_YOUR OBJECTIVE_:
Quote the listing in full, exactly as given, minus any pictures.

* BEGIN RECORDS SUPPLIED *

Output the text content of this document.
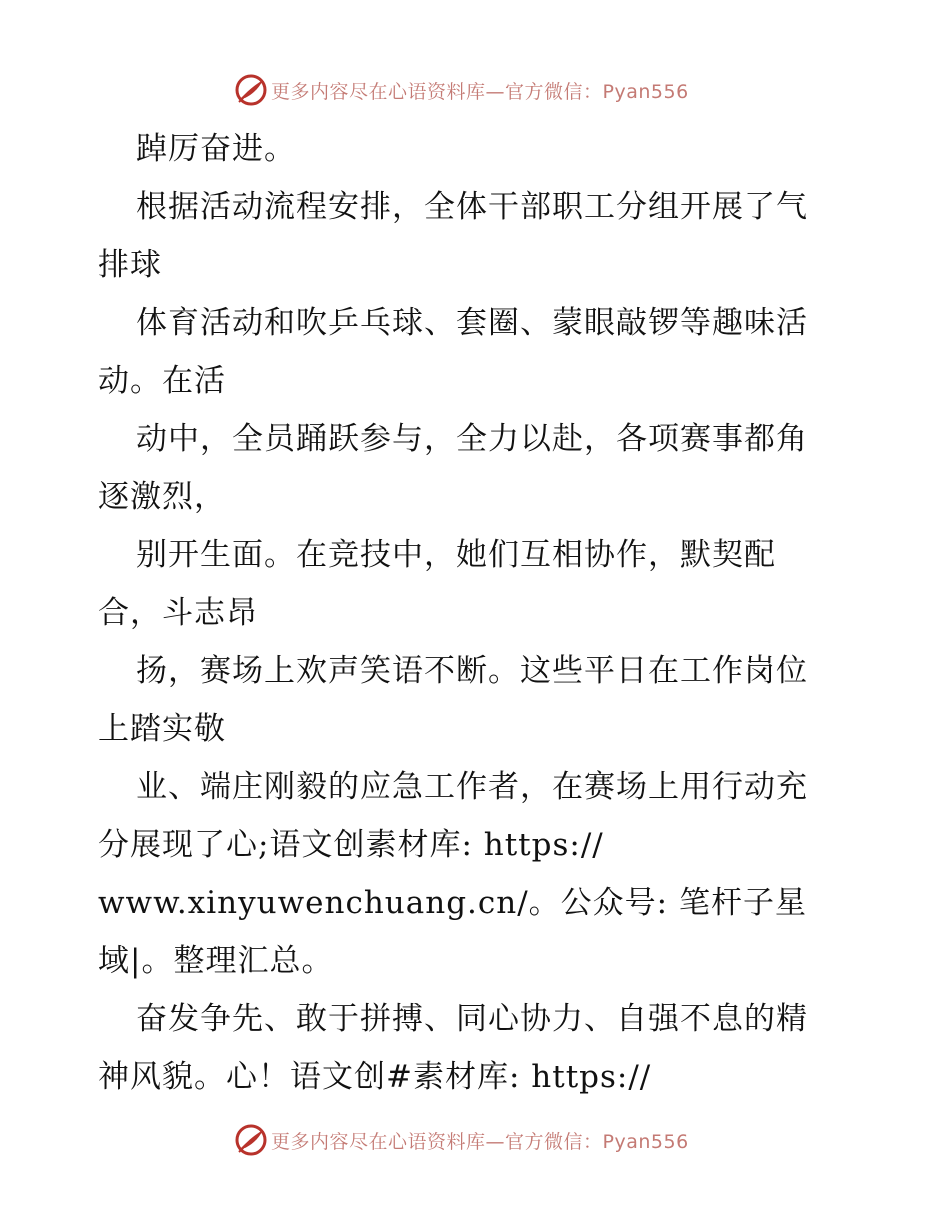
更多内容尽在心语资料库—官方微信：Pyan556
踔厉奋进。
根据活动流程安排，全体干部职工分组开展了气
排球
体育活动和吹乒乓球、套圈、蒙眼敲锣等趣味活
动。在活
动中，全员踊跃参与，全力以赴，各项赛事都角
逐激烈，
别开生面。在竞技中，她们互相协作，默契配
合，斗志昂
扬，赛场上欢声笑语不断。这些平日在工作岗位
上踏实敬
业、端庄刚毅的应急工作者，在赛场上用行动充
分展现了心;语文创素材库: https://
www.xinyuwenchuang.cn/。公众号: 笔杆子星
域|。整理汇总。
奋发争先、敢于拼搏、同心协力、自强不息的精
神风貌。心！语文创#素材库: https://
更多内容尽在心语资料库—官方微信：Pyan556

* END RECORDS SUPPLIED *

_TASK RESULT_:
Output the text content of this document.
更多内容尽在心语资料库—官方微信：Pyan556
踔厉奋进。
根据活动流程安排，全体干部职工分组开展了气
排球
体育活动和吹乒乓球、套圈、蒙眼敲锣等趣味活
动。在活
动中，全员踊跃参与，全力以赴，各项赛事都角
逐激烈，
别开生面。在竞技中，她们互相协作，默契配
合，斗志昂
扬，赛场上欢声笑语不断。这些平日在工作岗位
上踏实敬
业、端庄刚毅的应急工作者，在赛场上用行动充
分展现了心;语文创素材库: https://
www.xinyuwenchuang.cn/。公众号: 笔杆子星
域|。整理汇总。
奋发争先、敢于拼搏、同心协力、自强不息的精
神风貌。心！语文创#素材库: https://
更多内容尽在心语资料库—官方微信：Pyan556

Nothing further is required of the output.